GIVEN ENTRIES >>
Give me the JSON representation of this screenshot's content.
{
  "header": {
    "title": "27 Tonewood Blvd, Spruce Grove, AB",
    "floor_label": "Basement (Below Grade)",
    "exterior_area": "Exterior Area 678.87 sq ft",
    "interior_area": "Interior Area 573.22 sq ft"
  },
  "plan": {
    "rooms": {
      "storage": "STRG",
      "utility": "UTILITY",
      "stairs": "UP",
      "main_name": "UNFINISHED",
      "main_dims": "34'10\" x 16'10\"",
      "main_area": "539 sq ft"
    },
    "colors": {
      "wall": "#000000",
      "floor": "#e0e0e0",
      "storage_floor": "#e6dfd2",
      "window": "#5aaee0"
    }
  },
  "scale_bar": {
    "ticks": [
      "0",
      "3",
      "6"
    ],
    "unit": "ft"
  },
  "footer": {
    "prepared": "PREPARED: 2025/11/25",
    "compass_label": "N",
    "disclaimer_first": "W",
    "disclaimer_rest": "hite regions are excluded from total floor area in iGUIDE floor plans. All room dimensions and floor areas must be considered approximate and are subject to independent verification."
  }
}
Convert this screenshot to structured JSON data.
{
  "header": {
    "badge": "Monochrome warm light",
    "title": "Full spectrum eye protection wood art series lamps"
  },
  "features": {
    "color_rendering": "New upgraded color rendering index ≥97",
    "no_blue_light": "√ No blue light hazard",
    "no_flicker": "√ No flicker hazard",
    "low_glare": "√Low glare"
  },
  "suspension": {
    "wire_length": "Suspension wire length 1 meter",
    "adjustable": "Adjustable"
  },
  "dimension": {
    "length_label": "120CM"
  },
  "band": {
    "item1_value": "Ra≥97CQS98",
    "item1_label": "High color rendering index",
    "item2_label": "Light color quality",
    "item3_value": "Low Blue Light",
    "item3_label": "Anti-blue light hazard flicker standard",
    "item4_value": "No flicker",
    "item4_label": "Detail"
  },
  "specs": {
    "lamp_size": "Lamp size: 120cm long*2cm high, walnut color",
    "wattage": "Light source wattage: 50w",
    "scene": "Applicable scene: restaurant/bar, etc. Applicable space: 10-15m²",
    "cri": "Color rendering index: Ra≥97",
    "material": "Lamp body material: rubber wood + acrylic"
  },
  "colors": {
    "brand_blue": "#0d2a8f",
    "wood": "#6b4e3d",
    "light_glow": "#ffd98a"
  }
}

YOUR OBJECTIVE >> All of the entries must be quoted exactly; please include each one.

COMPLETE RESPONSE >>
Give me the JSON representation of this screenshot's content.
{
  "header": {
    "title": "27 Tonewood Blvd, Spruce Grove, AB",
    "floor_label": "Basement (Below Grade)",
    "exterior_area": "Exterior Area 678.87 sq ft",
    "interior_area": "Interior Area 573.22 sq ft"
  },
  "plan": {
    "rooms": {
      "storage": "STRG",
      "utility": "UTILITY",
      "stairs": "UP",
      "main_name": "UNFINISHED",
      "main_dims": "34'10\" x 16'10\"",
      "main_area": "539 sq ft"
    },
    "colors": {
      "wall": "#000000",
      "floor": "#e0e0e0",
      "storage_floor": "#e6dfd2",
      "window": "#5aaee0"
    }
  },
  "scale_bar": {
    "ticks": [
      "0",
      "3",
      "6"
    ],
    "unit": "ft"
  },
  "footer": {
    "prepared": "PREPARED: 2025/11/25",
    "compass_label": "N",
    "disclaimer_first": "W",
    "disclaimer_rest": "hite regions are excluded from total floor area in iGUIDE floor plans. All room dimensions and floor areas must be considered approximate and are subject to independent verification."
  }
}
Convert this screenshot to structured JSON data.
{
  "header": {
    "badge": "Monochrome warm light",
    "title": "Full spectrum eye protection wood art series lamps"
  },
  "features": {
    "color_rendering": "New upgraded color rendering index ≥97",
    "no_blue_light": "√ No blue light hazard",
    "no_flicker": "√ No flicker hazard",
    "low_glare": "√Low glare"
  },
  "suspension": {
    "wire_length": "Suspension wire length 1 meter",
    "adjustable": "Adjustable"
  },
  "dimension": {
    "length_label": "120CM"
  },
  "band": {
    "item1_value": "Ra≥97CQS98",
    "item1_label": "High color rendering index",
    "item2_label": "Light color quality",
    "item3_value": "Low Blue Light",
    "item3_label": "Anti-blue light hazard flicker standard",
    "item4_value": "No flicker",
    "item4_label": "Detail"
  },
  "specs": {
    "lamp_size": "Lamp size: 120cm long*2cm high, walnut color",
    "wattage": "Light source wattage: 50w",
    "scene": "Applicable scene: restaurant/bar, etc. Applicable space: 10-15m²",
    "cri": "Color rendering index: Ra≥97",
    "material": "Lamp body material: rubber wood + acrylic"
  },
  "colors": {
    "brand_blue": "#0d2a8f",
    "wood": "#6b4e3d",
    "light_glow": "#ffd98a"
  }
}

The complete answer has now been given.